### Source data

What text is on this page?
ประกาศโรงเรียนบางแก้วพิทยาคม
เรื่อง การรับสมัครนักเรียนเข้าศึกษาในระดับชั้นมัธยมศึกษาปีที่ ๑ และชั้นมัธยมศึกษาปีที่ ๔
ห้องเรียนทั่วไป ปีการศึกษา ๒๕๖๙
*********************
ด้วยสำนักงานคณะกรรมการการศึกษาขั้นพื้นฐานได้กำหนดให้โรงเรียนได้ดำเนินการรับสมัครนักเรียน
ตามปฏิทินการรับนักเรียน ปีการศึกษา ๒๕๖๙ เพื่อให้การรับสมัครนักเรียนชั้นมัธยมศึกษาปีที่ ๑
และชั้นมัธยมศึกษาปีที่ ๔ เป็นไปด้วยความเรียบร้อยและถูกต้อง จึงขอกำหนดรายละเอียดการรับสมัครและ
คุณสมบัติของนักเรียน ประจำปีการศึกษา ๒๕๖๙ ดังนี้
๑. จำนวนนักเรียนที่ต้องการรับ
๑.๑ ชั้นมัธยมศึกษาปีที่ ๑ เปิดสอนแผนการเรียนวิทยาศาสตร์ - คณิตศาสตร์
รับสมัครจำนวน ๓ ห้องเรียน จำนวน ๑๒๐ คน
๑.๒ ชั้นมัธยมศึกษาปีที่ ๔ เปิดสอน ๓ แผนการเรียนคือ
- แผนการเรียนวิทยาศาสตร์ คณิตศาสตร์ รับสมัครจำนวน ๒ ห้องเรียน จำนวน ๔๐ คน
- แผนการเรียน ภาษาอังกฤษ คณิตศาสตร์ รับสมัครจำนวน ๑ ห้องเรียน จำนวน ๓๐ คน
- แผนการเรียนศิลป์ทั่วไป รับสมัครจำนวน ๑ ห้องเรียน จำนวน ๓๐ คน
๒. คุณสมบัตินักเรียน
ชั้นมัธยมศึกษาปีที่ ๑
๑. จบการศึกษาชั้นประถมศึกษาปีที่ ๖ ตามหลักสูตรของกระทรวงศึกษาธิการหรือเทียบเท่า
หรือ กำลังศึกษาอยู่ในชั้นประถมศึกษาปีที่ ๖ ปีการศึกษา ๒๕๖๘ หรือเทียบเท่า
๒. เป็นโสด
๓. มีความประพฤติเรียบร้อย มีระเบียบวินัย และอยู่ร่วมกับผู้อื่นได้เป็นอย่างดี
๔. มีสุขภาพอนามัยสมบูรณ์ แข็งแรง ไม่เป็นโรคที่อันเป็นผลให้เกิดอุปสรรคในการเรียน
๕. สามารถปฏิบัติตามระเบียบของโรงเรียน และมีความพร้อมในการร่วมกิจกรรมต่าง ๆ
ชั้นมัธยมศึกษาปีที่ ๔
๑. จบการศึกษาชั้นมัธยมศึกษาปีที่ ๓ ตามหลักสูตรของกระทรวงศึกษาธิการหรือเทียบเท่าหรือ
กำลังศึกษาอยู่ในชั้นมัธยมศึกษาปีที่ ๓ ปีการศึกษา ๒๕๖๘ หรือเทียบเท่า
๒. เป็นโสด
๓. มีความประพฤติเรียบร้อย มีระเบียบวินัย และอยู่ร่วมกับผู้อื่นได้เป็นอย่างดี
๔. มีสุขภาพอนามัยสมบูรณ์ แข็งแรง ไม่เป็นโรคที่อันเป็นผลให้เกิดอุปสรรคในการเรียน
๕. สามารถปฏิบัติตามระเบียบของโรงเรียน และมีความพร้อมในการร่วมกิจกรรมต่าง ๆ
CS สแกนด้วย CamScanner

######

**Exercise**
Show the lines of the records that contain the word "กษาธ".

**Solution to this task**
๑. จบการศึกษาชั้นประถมศึกษาปีที่ ๖ ตามหลักสูตรของกระทรวงศึกษาธิการหรือเทียบเท่า
๑. จบการศึกษาชั้นมัธยมศึกษาปีที่ ๓ ตามหลักสูตรของกระทรวงศึกษาธิการหรือเทียบเท่าหรือ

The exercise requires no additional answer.